═════ TASK INPUTS ═════
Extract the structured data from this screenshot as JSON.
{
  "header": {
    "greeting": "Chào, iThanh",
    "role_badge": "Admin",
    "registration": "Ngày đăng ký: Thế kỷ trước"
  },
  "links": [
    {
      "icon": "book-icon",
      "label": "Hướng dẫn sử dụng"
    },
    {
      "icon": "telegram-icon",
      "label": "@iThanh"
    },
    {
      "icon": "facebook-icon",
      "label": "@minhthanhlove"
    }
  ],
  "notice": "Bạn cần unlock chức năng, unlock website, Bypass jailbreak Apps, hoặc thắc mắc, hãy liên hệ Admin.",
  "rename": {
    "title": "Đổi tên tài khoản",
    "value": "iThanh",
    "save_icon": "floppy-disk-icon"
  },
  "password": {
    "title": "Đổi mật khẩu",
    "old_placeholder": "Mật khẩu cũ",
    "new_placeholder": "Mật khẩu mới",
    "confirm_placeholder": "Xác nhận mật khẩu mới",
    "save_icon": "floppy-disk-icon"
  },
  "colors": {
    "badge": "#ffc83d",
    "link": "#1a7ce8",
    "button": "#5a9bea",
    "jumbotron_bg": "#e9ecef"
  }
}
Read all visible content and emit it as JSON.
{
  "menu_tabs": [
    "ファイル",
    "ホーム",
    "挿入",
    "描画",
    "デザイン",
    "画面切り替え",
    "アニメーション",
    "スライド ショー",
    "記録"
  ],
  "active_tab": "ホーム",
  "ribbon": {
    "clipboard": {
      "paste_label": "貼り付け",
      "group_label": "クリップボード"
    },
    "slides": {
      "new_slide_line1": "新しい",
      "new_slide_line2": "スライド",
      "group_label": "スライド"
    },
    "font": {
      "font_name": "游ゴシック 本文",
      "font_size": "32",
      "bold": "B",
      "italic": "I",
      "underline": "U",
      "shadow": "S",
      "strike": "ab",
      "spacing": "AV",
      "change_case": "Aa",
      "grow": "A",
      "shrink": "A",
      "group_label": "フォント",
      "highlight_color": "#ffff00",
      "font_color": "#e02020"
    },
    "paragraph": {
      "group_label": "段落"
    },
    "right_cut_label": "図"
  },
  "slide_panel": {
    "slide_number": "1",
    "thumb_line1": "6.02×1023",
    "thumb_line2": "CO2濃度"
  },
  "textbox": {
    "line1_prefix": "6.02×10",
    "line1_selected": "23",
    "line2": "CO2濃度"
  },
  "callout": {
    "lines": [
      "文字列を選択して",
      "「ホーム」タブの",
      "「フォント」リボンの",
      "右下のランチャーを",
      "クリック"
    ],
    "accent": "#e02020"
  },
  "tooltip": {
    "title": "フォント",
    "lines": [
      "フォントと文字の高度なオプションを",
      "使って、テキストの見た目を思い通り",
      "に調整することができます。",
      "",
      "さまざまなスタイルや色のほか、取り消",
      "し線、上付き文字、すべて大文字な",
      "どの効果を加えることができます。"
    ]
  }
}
═════
*OBJECTIVE*: Each entry above is to be printed again exactly.

*THE REPLY*:
Extract the structured data from this screenshot as JSON.
{
  "header": {
    "greeting": "Chào, iThanh",
    "role_badge": "Admin",
    "registration": "Ngày đăng ký: Thế kỷ trước"
  },
  "links": [
    {
      "icon": "book-icon",
      "label": "Hướng dẫn sử dụng"
    },
    {
      "icon": "telegram-icon",
      "label": "@iThanh"
    },
    {
      "icon": "facebook-icon",
      "label": "@minhthanhlove"
    }
  ],
  "notice": "Bạn cần unlock chức năng, unlock website, Bypass jailbreak Apps, hoặc thắc mắc, hãy liên hệ Admin.",
  "rename": {
    "title": "Đổi tên tài khoản",
    "value": "iThanh",
    "save_icon": "floppy-disk-icon"
  },
  "password": {
    "title": "Đổi mật khẩu",
    "old_placeholder": "Mật khẩu cũ",
    "new_placeholder": "Mật khẩu mới",
    "confirm_placeholder": "Xác nhận mật khẩu mới",
    "save_icon": "floppy-disk-icon"
  },
  "colors": {
    "badge": "#ffc83d",
    "link": "#1a7ce8",
    "button": "#5a9bea",
    "jumbotron_bg": "#e9ecef"
  }
}
Read all visible content and emit it as JSON.
{
  "menu_tabs": [
    "ファイル",
    "ホーム",
    "挿入",
    "描画",
    "デザイン",
    "画面切り替え",
    "アニメーション",
    "スライド ショー",
    "記録"
  ],
  "active_tab": "ホーム",
  "ribbon": {
    "clipboard": {
      "paste_label": "貼り付け",
      "group_label": "クリップボード"
    },
    "slides": {
      "new_slide_line1": "新しい",
      "new_slide_line2": "スライド",
      "group_label": "スライド"
    },
    "font": {
      "font_name": "游ゴシック 本文",
      "font_size": "32",
      "bold": "B",
      "italic": "I",
      "underline": "U",
      "shadow": "S",
      "strike": "ab",
      "spacing": "AV",
      "change_case": "Aa",
      "grow": "A",
      "shrink": "A",
      "group_label": "フォント",
      "highlight_color": "#ffff00",
      "font_color": "#e02020"
    },
    "paragraph": {
      "group_label": "段落"
    },
    "right_cut_label": "図"
  },
  "slide_panel": {
    "slide_number": "1",
    "thumb_line1": "6.02×1023",
    "thumb_line2": "CO2濃度"
  },
  "textbox": {
    "line1_prefix": "6.02×10",
    "line1_selected": "23",
    "line2": "CO2濃度"
  },
  "callout": {
    "lines": [
      "文字列を選択して",
      "「ホーム」タブの",
      "「フォント」リボンの",
      "右下のランチャーを",
      "クリック"
    ],
    "accent": "#e02020"
  },
  "tooltip": {
    "title": "フォント",
    "lines": [
      "フォントと文字の高度なオプションを",
      "使って、テキストの見た目を思い通り",
      "に調整することができます。",
      "",
      "さまざまなスタイルや色のほか、取り消",
      "し線、上付き文字、すべて大文字な",
      "どの効果を加えることができます。"
    ]
  }
}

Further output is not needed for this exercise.